[Stored data]

-------

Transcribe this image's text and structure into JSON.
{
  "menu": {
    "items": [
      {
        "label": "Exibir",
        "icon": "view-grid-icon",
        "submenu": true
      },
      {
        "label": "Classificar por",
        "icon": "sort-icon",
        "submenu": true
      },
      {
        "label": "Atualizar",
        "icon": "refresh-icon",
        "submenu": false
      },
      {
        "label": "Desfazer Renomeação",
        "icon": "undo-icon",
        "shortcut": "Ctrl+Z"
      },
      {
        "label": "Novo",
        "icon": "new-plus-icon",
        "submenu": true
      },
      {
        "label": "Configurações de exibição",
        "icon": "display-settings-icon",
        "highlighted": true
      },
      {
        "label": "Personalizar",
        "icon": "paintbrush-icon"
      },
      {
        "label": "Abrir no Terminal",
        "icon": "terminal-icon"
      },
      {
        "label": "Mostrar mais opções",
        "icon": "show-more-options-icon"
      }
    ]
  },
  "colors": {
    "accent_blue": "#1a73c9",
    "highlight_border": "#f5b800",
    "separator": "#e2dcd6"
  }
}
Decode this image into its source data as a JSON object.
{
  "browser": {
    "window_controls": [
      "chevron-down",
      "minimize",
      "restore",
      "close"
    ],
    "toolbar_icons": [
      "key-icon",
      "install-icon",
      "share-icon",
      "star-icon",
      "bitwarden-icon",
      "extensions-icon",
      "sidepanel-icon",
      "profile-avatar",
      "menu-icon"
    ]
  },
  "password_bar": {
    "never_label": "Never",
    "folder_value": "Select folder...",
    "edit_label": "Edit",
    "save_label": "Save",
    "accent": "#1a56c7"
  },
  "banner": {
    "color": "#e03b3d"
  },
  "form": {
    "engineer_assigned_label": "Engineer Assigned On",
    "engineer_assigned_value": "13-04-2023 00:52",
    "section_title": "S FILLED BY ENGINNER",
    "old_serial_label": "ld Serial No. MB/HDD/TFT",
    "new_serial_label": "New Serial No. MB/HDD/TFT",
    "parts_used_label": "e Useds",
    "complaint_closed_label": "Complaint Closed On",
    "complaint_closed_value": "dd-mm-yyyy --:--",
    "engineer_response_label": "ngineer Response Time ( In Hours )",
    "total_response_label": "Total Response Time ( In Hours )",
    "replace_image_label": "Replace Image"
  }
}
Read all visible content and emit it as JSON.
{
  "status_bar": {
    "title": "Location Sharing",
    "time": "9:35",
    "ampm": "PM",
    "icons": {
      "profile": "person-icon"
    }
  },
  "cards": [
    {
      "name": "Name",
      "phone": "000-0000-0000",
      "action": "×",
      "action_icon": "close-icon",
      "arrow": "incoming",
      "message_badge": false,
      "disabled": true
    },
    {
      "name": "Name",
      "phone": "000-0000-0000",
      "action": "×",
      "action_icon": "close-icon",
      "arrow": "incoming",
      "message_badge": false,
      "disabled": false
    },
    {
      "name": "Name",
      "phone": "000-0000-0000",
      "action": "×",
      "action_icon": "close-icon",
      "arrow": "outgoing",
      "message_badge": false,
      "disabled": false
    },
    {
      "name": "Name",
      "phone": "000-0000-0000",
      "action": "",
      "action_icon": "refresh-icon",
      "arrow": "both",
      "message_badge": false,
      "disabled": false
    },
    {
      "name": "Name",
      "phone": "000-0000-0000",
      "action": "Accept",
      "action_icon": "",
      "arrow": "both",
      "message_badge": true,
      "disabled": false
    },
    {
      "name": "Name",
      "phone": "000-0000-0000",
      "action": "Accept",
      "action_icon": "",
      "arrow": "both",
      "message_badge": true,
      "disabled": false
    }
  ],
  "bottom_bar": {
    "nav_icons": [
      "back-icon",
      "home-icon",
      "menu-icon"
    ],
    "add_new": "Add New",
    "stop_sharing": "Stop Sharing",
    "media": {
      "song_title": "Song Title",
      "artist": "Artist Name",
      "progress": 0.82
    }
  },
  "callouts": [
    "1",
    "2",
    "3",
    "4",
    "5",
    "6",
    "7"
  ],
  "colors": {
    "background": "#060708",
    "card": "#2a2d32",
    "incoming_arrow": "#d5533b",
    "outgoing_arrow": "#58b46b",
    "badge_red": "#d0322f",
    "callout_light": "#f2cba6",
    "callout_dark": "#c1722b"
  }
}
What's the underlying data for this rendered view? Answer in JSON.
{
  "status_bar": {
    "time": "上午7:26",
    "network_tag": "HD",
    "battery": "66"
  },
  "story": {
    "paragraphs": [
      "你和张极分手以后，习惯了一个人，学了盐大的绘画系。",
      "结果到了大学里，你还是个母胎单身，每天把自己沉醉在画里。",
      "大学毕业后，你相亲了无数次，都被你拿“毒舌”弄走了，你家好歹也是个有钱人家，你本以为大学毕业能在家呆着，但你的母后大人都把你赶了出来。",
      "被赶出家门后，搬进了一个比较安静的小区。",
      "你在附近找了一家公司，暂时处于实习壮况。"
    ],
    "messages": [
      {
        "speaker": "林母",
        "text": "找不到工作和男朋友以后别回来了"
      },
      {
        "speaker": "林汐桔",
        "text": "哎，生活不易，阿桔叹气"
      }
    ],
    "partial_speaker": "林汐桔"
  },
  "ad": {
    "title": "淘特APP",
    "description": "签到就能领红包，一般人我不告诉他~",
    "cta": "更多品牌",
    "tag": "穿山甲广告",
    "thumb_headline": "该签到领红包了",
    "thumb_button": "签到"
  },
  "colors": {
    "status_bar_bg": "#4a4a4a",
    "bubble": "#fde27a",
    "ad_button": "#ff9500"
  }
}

-------

§ **Written instruction**:
Print the whole listing exactly as it is.

§ **Answer to this problem**:
Transcribe this image's text and structure into JSON.
{
  "menu": {
    "items": [
      {
        "label": "Exibir",
        "icon": "view-grid-icon",
        "submenu": true
      },
      {
        "label": "Classificar por",
        "icon": "sort-icon",
        "submenu": true
      },
      {
        "label": "Atualizar",
        "icon": "refresh-icon",
        "submenu": false
      },
      {
        "label": "Desfazer Renomeação",
        "icon": "undo-icon",
        "shortcut": "Ctrl+Z"
      },
      {
        "label": "Novo",
        "icon": "new-plus-icon",
        "submenu": true
      },
      {
        "label": "Configurações de exibição",
        "icon": "display-settings-icon",
        "highlighted": true
      },
      {
        "label": "Personalizar",
        "icon": "paintbrush-icon"
      },
      {
        "label": "Abrir no Terminal",
        "icon": "terminal-icon"
      },
      {
        "label": "Mostrar mais opções",
        "icon": "show-more-options-icon"
      }
    ]
  },
  "colors": {
    "accent_blue": "#1a73c9",
    "highlight_border": "#f5b800",
    "separator": "#e2dcd6"
  }
}
Decode this image into its source data as a JSON object.
{
  "browser": {
    "window_controls": [
      "chevron-down",
      "minimize",
      "restore",
      "close"
    ],
    "toolbar_icons": [
      "key-icon",
      "install-icon",
      "share-icon",
      "star-icon",
      "bitwarden-icon",
      "extensions-icon",
      "sidepanel-icon",
      "profile-avatar",
      "menu-icon"
    ]
  },
  "password_bar": {
    "never_label": "Never",
    "folder_value": "Select folder...",
    "edit_label": "Edit",
    "save_label": "Save",
    "accent": "#1a56c7"
  },
  "banner": {
    "color": "#e03b3d"
  },
  "form": {
    "engineer_assigned_label": "Engineer Assigned On",
    "engineer_assigned_value": "13-04-2023 00:52",
    "section_title": "S FILLED BY ENGINNER",
    "old_serial_label": "ld Serial No. MB/HDD/TFT",
    "new_serial_label": "New Serial No. MB/HDD/TFT",
    "parts_used_label": "e Useds",
    "complaint_closed_label": "Complaint Closed On",
    "complaint_closed_value": "dd-mm-yyyy --:--",
    "engineer_response_label": "ngineer Response Time ( In Hours )",
    "total_response_label": "Total Response Time ( In Hours )",
    "replace_image_label": "Replace Image"
  }
}
Read all visible content and emit it as JSON.
{
  "status_bar": {
    "title": "Location Sharing",
    "time": "9:35",
    "ampm": "PM",
    "icons": {
      "profile": "person-icon"
    }
  },
  "cards": [
    {
      "name": "Name",
      "phone": "000-0000-0000",
      "action": "×",
      "action_icon": "close-icon",
      "arrow": "incoming",
      "message_badge": false,
      "disabled": true
    },
    {
      "name": "Name",
      "phone": "000-0000-0000",
      "action": "×",
      "action_icon": "close-icon",
      "arrow": "incoming",
      "message_badge": false,
      "disabled": false
    },
    {
      "name": "Name",
      "phone": "000-0000-0000",
      "action": "×",
      "action_icon": "close-icon",
      "arrow": "outgoing",
      "message_badge": false,
      "disabled": false
    },
    {
      "name": "Name",
      "phone": "000-0000-0000",
      "action": "",
      "action_icon": "refresh-icon",
      "arrow": "both",
      "message_badge": false,
      "disabled": false
    },
    {
      "name": "Name",
      "phone": "000-0000-0000",
      "action": "Accept",
      "action_icon": "",
      "arrow": "both",
      "message_badge": true,
      "disabled": false
    },
    {
      "name": "Name",
      "phone": "000-0000-0000",
      "action": "Accept",
      "action_icon": "",
      "arrow": "both",
      "message_badge": true,
      "disabled": false
    }
  ],
  "bottom_bar": {
    "nav_icons": [
      "back-icon",
      "home-icon",
      "menu-icon"
    ],
    "add_new": "Add New",
    "stop_sharing": "Stop Sharing",
    "media": {
      "song_title": "Song Title",
      "artist": "Artist Name",
      "progress": 0.82
    }
  },
  "callouts": [
    "1",
    "2",
    "3",
    "4",
    "5",
    "6",
    "7"
  ],
  "colors": {
    "background": "#060708",
    "card": "#2a2d32",
    "incoming_arrow": "#d5533b",
    "outgoing_arrow": "#58b46b",
    "badge_red": "#d0322f",
    "callout_light": "#f2cba6",
    "callout_dark": "#c1722b"
  }
}
What's the underlying data for this rendered view? Answer in JSON.
{
  "status_bar": {
    "time": "上午7:26",
    "network_tag": "HD",
    "battery": "66"
  },
  "story": {
    "paragraphs": [
      "你和张极分手以后，习惯了一个人，学了盐大的绘画系。",
      "结果到了大学里，你还是个母胎单身，每天把自己沉醉在画里。",
      "大学毕业后，你相亲了无数次，都被你拿“毒舌”弄走了，你家好歹也是个有钱人家，你本以为大学毕业能在家呆着，但你的母后大人都把你赶了出来。",
      "被赶出家门后，搬进了一个比较安静的小区。",
      "你在附近找了一家公司，暂时处于实习壮况。"
    ],
    "messages": [
      {
        "speaker": "林母",
        "text": "找不到工作和男朋友以后别回来了"
      },
      {
        "speaker": "林汐桔",
        "text": "哎，生活不易，阿桔叹气"
      }
    ],
    "partial_speaker": "林汐桔"
  },
  "ad": {
    "title": "淘特APP",
    "description": "签到就能领红包，一般人我不告诉他~",
    "cta": "更多品牌",
    "tag": "穿山甲广告",
    "thumb_headline": "该签到领红包了",
    "thumb_button": "签到"
  },
  "colors": {
    "status_bar_bg": "#4a4a4a",
    "bubble": "#fde27a",
    "ad_button": "#ff9500"
  }
}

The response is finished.